→ Goal: Find the word "color" in the records below. List each line containing it.

Figure dataset records
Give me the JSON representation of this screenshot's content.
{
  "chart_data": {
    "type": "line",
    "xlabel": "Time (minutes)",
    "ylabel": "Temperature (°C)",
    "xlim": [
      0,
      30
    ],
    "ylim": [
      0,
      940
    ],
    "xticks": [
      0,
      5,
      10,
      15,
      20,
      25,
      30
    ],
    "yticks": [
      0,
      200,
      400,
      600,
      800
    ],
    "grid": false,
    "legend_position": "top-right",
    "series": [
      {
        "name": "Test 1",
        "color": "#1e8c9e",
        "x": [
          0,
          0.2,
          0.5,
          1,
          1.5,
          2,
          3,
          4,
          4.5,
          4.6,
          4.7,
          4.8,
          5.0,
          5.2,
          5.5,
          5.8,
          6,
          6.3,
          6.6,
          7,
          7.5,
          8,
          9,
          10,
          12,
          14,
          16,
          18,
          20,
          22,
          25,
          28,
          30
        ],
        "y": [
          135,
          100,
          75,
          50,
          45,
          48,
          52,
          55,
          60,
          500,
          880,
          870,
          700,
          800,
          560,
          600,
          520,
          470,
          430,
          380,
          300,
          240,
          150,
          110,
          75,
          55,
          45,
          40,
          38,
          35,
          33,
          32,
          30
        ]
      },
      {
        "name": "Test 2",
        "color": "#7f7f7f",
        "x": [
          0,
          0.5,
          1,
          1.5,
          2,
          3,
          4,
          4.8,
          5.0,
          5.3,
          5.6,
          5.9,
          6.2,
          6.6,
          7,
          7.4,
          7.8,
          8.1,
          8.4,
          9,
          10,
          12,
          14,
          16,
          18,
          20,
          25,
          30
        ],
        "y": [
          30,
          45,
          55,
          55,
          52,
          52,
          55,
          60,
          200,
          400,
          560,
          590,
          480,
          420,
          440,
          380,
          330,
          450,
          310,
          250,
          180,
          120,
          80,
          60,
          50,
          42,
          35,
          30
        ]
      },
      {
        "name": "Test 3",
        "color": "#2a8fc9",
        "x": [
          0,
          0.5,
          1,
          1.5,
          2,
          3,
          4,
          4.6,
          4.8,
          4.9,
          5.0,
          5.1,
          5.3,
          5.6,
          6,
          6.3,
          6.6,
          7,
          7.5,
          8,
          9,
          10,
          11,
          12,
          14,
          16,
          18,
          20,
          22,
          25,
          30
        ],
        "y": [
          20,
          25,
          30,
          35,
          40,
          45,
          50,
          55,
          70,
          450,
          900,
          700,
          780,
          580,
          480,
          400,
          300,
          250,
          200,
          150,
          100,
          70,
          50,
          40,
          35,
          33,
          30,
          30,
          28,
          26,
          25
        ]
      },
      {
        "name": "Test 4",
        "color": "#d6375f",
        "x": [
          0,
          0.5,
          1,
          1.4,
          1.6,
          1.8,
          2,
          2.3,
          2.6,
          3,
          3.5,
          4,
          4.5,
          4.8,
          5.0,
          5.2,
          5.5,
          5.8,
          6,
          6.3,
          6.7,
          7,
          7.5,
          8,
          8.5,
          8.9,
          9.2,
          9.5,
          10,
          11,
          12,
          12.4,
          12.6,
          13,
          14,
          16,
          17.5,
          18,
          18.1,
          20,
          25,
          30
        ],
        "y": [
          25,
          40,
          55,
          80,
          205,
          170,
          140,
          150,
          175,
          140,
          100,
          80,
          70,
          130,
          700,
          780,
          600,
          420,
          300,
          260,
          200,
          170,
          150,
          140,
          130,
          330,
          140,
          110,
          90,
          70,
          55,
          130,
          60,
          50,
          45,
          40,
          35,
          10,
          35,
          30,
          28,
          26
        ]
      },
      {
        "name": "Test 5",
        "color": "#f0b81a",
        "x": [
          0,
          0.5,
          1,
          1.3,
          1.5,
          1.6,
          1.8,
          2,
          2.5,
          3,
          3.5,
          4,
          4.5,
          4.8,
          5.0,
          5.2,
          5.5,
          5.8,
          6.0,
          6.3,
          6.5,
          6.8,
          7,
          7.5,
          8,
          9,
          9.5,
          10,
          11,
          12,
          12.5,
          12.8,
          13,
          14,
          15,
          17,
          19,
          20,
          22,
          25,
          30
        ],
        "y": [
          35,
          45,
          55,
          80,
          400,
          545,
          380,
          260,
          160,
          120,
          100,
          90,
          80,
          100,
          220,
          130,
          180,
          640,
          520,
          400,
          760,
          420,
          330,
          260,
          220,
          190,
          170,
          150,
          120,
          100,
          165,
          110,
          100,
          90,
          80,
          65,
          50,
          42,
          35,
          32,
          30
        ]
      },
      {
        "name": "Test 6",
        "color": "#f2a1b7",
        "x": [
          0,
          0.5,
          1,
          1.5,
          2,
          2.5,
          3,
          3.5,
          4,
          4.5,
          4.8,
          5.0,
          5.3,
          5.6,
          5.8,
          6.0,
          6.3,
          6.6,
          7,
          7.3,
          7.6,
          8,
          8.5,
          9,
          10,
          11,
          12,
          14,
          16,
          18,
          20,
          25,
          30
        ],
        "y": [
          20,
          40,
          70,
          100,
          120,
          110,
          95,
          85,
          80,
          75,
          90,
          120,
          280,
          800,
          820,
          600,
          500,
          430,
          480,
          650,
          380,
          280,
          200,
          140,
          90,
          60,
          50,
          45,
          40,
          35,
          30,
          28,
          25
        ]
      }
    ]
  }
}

→ Exercise output:
        "color": "#1e8c9e",
        "color": "#7f7f7f",
        "color": "#2a8fc9",
        "color": "#d6375f",
        "color": "#f0b81a",
        "color": "#f2a1b7",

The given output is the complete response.